[Begin Input]

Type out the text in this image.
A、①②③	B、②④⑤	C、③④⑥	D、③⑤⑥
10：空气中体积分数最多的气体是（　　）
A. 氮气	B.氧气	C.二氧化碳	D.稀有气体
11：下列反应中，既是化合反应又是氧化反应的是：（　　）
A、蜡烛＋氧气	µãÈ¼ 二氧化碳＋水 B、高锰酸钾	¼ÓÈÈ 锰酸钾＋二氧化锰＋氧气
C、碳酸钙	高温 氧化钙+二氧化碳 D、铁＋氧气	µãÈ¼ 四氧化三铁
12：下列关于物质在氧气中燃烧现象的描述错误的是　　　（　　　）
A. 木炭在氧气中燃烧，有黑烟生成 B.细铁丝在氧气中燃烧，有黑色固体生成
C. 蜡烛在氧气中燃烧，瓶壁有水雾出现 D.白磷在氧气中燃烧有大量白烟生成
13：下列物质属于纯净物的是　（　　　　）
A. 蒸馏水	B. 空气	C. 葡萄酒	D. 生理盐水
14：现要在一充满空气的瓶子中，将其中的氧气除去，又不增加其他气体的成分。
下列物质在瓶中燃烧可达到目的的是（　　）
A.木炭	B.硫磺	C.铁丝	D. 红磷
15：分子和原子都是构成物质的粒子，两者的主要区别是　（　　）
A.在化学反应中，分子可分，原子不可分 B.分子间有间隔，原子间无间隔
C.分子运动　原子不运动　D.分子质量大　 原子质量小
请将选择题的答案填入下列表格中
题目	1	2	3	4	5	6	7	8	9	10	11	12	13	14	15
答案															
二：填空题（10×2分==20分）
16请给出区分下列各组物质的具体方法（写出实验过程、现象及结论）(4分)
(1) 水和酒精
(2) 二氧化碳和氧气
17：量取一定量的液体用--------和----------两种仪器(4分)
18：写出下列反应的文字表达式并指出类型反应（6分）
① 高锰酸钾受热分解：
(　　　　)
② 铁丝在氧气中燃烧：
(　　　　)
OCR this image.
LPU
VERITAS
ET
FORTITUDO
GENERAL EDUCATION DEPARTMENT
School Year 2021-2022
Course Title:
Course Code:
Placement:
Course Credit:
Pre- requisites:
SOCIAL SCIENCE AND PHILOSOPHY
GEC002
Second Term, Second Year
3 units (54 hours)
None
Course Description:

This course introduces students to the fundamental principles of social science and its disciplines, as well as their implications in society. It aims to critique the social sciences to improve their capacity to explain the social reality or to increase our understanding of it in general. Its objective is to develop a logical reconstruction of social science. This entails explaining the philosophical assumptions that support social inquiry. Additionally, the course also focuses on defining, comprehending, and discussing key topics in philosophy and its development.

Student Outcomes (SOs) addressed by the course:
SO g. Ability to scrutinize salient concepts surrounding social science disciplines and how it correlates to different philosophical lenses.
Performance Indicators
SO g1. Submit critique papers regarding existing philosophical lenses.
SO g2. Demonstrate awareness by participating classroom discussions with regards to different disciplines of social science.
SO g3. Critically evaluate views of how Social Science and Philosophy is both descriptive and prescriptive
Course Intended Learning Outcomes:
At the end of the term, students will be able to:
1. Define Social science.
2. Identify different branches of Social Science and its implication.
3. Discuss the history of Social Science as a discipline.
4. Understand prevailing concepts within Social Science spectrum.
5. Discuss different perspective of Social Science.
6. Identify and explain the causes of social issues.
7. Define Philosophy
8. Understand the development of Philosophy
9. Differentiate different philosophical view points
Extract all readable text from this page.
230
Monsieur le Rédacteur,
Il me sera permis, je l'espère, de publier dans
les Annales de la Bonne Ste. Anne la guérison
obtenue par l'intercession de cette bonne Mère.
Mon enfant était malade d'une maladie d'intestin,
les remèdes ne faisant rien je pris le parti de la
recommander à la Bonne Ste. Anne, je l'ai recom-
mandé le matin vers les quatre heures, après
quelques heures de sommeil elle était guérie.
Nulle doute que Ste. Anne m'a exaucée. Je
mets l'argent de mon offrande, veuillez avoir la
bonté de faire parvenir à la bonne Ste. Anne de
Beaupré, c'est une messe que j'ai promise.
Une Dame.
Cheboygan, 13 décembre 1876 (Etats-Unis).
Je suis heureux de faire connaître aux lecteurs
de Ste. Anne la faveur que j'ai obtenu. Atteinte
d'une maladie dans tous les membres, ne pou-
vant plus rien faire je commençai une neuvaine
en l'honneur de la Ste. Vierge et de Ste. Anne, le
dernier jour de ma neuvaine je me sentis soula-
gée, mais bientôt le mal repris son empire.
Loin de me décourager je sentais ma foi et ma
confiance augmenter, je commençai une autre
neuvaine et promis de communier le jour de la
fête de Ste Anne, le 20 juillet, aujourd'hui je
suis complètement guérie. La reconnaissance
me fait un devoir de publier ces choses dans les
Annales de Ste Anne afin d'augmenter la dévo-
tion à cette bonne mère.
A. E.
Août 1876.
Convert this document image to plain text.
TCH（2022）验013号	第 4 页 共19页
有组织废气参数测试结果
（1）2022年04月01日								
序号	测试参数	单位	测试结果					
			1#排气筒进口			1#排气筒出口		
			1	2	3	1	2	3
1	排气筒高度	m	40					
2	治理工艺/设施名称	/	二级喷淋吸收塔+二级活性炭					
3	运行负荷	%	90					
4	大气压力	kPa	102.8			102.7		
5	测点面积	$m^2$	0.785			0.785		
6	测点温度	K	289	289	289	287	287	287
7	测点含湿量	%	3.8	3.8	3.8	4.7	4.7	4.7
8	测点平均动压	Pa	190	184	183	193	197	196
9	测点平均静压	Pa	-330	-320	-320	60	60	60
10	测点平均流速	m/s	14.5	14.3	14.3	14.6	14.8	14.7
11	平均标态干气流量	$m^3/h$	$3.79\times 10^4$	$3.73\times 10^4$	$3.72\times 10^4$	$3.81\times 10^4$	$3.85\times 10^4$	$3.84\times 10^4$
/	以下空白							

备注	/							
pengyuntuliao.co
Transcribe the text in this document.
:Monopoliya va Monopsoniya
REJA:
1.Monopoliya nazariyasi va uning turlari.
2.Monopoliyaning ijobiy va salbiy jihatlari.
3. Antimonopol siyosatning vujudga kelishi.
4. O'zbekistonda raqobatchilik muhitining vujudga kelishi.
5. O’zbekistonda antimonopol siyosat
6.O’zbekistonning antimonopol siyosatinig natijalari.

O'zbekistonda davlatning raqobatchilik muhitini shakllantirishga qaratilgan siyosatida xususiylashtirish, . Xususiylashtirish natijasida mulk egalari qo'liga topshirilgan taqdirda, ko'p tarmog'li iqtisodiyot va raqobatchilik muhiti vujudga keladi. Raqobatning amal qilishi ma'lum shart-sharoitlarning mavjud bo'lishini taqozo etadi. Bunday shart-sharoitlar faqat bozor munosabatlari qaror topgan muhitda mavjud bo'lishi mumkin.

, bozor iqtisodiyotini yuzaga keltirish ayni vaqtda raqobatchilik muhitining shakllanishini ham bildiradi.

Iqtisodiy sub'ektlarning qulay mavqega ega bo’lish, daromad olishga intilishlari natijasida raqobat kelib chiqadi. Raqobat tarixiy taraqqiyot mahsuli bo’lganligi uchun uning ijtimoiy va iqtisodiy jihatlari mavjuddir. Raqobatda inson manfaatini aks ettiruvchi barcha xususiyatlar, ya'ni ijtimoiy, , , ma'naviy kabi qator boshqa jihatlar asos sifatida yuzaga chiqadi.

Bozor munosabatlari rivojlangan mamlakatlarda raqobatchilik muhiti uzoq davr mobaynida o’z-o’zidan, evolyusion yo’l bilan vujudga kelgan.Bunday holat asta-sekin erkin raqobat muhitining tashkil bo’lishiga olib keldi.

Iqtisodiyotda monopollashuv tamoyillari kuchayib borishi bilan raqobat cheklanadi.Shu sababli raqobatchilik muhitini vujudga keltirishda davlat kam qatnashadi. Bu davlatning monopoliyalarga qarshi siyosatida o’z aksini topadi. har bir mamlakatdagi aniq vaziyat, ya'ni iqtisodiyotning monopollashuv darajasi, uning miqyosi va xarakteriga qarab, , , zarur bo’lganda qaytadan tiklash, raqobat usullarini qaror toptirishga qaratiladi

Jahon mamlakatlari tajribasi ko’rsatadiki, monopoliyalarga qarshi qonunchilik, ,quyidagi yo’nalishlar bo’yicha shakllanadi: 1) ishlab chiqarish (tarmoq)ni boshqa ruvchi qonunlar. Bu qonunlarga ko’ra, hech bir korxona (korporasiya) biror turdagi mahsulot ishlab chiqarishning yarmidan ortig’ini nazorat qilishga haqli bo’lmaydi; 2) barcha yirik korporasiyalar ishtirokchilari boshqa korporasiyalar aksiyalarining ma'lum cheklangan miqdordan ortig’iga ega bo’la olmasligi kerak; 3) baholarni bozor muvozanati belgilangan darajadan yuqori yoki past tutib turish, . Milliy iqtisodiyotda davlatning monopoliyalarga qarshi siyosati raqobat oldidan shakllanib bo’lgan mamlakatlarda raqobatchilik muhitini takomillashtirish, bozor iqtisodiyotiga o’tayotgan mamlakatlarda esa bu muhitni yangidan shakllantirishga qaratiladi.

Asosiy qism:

[End Input]

### Task to carry out:
Pick out every line above that holds the word "zbekistonda" and copy it.

### Solution to the exercise:
4. O'zbekistonda raqobatchilik muhitining vujudga kelishi.
5. O’zbekistonda antimonopol siyosat
O'zbekistonda davlatning raqobatchilik muhitini shakllantirishga qaratilgan siyosatida xususiylashtirish, . Xususiylashtirish natijasida mulk egalari qo'liga topshirilgan taqdirda, ko'p tarmog'li iqtisodiyot va raqobatchilik muhiti vujudga keladi. Raqobatning amal qilishi ma'lum shart-sharoitlarning mavjud bo'lishini taqozo etadi. Bunday shart-sharoitlar faqat bozor munosabatlari qaror topgan muhitda mavjud bo'lishi mumkin.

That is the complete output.